§ **THE EXERCISE**
Reproduce all entries verbatim, with nothing added or dropped.

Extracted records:
+---+

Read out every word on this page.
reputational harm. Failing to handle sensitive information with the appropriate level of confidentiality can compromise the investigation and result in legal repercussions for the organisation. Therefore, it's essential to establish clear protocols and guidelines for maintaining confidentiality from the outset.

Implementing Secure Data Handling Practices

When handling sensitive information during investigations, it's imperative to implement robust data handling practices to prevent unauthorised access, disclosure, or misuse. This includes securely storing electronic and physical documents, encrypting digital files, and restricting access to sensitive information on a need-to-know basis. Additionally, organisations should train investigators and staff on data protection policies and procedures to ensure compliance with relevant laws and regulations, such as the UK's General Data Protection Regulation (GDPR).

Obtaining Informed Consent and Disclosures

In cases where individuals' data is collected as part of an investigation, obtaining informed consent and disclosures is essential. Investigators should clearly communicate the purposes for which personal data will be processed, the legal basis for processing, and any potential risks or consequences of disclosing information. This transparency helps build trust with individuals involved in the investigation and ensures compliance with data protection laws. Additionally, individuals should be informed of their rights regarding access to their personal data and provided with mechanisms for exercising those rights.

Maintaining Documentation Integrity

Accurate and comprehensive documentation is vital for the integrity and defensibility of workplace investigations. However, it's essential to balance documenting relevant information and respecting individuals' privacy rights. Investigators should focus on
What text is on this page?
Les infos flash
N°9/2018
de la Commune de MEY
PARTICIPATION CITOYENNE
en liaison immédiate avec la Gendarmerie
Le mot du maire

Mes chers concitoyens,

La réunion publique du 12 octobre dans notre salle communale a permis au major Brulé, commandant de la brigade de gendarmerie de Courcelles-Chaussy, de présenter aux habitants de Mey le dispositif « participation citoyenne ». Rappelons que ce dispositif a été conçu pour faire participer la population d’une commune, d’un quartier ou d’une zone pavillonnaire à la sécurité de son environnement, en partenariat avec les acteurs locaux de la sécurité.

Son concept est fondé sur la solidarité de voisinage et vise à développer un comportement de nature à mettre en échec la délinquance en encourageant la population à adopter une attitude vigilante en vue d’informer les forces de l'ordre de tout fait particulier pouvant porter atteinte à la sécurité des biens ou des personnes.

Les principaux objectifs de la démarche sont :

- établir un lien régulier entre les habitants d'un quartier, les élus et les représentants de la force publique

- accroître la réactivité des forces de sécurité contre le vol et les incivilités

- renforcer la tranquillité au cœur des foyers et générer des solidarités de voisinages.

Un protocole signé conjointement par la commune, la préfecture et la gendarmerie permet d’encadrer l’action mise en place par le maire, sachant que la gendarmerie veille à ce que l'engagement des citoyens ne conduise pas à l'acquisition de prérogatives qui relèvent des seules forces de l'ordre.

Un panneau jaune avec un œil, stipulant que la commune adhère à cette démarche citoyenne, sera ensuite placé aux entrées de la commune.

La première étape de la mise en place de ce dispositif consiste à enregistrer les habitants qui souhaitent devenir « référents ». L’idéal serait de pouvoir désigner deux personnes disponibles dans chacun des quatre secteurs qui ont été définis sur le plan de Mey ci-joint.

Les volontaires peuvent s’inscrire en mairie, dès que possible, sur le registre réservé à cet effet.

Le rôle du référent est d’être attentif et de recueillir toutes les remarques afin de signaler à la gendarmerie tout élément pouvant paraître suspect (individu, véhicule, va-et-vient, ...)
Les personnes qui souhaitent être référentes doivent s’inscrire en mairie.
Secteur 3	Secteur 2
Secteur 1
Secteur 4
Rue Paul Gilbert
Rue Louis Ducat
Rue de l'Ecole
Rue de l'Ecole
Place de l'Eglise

+---+

§ **RESULT FOR THIS TASK**
Read out every word on this page.
reputational harm. Failing to handle sensitive information with the appropriate level of confidentiality can compromise the investigation and result in legal repercussions for the organisation. Therefore, it's essential to establish clear protocols and guidelines for maintaining confidentiality from the outset.

Implementing Secure Data Handling Practices

When handling sensitive information during investigations, it's imperative to implement robust data handling practices to prevent unauthorised access, disclosure, or misuse. This includes securely storing electronic and physical documents, encrypting digital files, and restricting access to sensitive information on a need-to-know basis. Additionally, organisations should train investigators and staff on data protection policies and procedures to ensure compliance with relevant laws and regulations, such as the UK's General Data Protection Regulation (GDPR).

Obtaining Informed Consent and Disclosures

In cases where individuals' data is collected as part of an investigation, obtaining informed consent and disclosures is essential. Investigators should clearly communicate the purposes for which personal data will be processed, the legal basis for processing, and any potential risks or consequences of disclosing information. This transparency helps build trust with individuals involved in the investigation and ensures compliance with data protection laws. Additionally, individuals should be informed of their rights regarding access to their personal data and provided with mechanisms for exercising those rights.

Maintaining Documentation Integrity

Accurate and comprehensive documentation is vital for the integrity and defensibility of workplace investigations. However, it's essential to balance documenting relevant information and respecting individuals' privacy rights. Investigators should focus on
What text is on this page?
Les infos flash
N°9/2018
de la Commune de MEY
PARTICIPATION CITOYENNE
en liaison immédiate avec la Gendarmerie
Le mot du maire

Mes chers concitoyens,

La réunion publique du 12 octobre dans notre salle communale a permis au major Brulé, commandant de la brigade de gendarmerie de Courcelles-Chaussy, de présenter aux habitants de Mey le dispositif « participation citoyenne ». Rappelons que ce dispositif a été conçu pour faire participer la population d’une commune, d’un quartier ou d’une zone pavillonnaire à la sécurité de son environnement, en partenariat avec les acteurs locaux de la sécurité.

Son concept est fondé sur la solidarité de voisinage et vise à développer un comportement de nature à mettre en échec la délinquance en encourageant la population à adopter une attitude vigilante en vue d’informer les forces de l'ordre de tout fait particulier pouvant porter atteinte à la sécurité des biens ou des personnes.

Les principaux objectifs de la démarche sont :

- établir un lien régulier entre les habitants d'un quartier, les élus et les représentants de la force publique

- accroître la réactivité des forces de sécurité contre le vol et les incivilités

- renforcer la tranquillité au cœur des foyers et générer des solidarités de voisinages.

Un protocole signé conjointement par la commune, la préfecture et la gendarmerie permet d’encadrer l’action mise en place par le maire, sachant que la gendarmerie veille à ce que l'engagement des citoyens ne conduise pas à l'acquisition de prérogatives qui relèvent des seules forces de l'ordre.

Un panneau jaune avec un œil, stipulant que la commune adhère à cette démarche citoyenne, sera ensuite placé aux entrées de la commune.

La première étape de la mise en place de ce dispositif consiste à enregistrer les habitants qui souhaitent devenir « référents ». L’idéal serait de pouvoir désigner deux personnes disponibles dans chacun des quatre secteurs qui ont été définis sur le plan de Mey ci-joint.

Les volontaires peuvent s’inscrire en mairie, dès que possible, sur le registre réservé à cet effet.

Le rôle du référent est d’être attentif et de recueillir toutes les remarques afin de signaler à la gendarmerie tout élément pouvant paraître suspect (individu, véhicule, va-et-vient, ...)
Les personnes qui souhaitent être référentes doivent s’inscrire en mairie.
Secteur 3	Secteur 2
Secteur 1
Secteur 4
Rue Paul Gilbert
Rue Louis Ducat
Rue de l'Ecole
Rue de l'Ecole
Place de l'Eglise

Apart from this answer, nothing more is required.